Extracted records

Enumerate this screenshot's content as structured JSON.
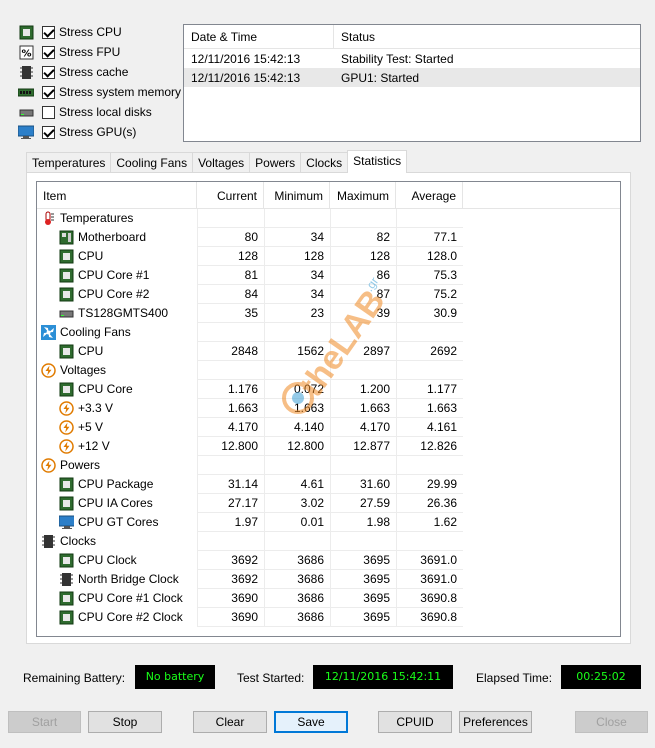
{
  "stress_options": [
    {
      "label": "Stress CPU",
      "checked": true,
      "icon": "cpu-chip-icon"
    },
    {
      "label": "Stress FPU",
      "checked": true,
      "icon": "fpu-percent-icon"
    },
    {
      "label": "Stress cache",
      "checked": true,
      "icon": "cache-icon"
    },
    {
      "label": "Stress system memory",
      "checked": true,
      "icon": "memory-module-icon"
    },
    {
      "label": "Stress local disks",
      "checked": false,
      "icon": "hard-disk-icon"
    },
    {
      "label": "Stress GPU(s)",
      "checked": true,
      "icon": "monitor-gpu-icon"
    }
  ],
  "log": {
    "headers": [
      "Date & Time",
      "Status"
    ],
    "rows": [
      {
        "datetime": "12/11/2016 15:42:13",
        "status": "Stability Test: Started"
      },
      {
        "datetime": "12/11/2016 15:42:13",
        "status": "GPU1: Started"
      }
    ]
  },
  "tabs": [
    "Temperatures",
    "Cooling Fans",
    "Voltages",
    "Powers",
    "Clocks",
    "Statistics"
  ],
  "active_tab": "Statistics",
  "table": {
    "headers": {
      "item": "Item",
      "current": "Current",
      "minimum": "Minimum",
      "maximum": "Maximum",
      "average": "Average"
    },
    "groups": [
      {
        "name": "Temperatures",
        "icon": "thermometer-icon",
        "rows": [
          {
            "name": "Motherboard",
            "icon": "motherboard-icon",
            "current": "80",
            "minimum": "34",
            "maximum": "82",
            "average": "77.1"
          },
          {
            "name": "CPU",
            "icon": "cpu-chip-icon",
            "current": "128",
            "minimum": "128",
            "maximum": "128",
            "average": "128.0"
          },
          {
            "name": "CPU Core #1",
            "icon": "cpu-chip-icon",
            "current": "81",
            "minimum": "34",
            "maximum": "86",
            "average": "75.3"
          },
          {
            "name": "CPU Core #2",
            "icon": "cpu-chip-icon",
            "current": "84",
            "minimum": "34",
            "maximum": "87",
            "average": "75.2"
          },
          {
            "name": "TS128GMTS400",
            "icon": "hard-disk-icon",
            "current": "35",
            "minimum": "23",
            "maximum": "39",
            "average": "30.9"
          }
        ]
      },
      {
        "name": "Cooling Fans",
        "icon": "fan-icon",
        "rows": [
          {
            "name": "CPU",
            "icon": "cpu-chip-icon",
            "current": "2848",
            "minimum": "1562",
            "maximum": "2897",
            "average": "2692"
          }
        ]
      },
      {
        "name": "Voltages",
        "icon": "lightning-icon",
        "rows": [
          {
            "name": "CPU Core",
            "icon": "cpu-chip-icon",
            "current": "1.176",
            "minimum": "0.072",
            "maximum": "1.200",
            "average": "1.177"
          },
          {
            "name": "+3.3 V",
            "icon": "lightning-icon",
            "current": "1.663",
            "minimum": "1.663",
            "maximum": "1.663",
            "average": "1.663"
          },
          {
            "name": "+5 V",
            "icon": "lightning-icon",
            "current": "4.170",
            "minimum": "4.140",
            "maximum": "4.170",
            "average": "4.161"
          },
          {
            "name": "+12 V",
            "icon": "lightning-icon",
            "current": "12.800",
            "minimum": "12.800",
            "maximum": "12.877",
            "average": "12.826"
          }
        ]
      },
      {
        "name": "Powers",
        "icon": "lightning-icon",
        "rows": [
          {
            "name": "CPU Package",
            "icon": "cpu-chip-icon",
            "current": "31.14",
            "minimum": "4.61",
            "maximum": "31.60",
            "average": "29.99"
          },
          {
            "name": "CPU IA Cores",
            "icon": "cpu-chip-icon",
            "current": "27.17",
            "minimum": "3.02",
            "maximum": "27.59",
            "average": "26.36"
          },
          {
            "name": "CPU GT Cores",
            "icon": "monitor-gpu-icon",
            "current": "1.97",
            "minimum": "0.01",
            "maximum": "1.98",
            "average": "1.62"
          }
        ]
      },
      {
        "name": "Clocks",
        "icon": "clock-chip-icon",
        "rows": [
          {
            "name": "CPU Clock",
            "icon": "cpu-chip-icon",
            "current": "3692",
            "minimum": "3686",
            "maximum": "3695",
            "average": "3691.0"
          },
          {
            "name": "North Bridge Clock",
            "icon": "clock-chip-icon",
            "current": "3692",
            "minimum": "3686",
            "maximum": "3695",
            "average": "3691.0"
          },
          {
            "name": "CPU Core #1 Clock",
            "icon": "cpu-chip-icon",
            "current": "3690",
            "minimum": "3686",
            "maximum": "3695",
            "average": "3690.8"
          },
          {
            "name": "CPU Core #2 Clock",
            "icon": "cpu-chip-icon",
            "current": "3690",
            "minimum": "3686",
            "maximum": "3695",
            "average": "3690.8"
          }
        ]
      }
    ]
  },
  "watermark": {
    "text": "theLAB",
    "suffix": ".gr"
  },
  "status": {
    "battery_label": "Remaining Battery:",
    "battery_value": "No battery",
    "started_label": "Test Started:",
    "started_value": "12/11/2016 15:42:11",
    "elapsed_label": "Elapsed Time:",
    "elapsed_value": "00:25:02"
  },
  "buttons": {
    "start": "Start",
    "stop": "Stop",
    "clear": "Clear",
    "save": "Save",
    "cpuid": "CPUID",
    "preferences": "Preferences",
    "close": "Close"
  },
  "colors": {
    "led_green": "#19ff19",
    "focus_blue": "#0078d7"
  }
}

---

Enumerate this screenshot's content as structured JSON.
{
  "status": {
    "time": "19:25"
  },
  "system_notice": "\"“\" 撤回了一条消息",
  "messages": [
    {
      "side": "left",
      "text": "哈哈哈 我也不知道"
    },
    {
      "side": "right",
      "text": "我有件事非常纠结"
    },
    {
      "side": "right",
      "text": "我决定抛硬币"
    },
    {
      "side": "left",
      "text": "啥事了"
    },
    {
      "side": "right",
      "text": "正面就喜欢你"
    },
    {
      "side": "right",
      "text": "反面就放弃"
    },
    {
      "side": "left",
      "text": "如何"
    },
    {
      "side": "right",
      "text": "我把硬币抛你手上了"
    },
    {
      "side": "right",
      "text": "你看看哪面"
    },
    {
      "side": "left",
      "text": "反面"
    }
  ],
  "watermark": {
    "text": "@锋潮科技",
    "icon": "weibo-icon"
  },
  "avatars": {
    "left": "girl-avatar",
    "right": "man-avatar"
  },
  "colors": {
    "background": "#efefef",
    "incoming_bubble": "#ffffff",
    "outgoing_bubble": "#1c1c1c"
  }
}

WHAT NEEDS TO BE DONE: Look through the listing and extract every line with "text" in it.

RESULT FOR THIS EXERCISE:
    "text": "theLAB",
      "text": "哈哈哈 我也不知道"
      "text": "我有件事非常纠结"
      "text": "我决定抛硬币"
      "text": "啥事了"
      "text": "正面就喜欢你"
      "text": "反面就放弃"
      "text": "如何"
      "text": "我把硬币抛你手上了"
      "text": "你看看哪面"
      "text": "反面"
    "text": "@锋潮科技",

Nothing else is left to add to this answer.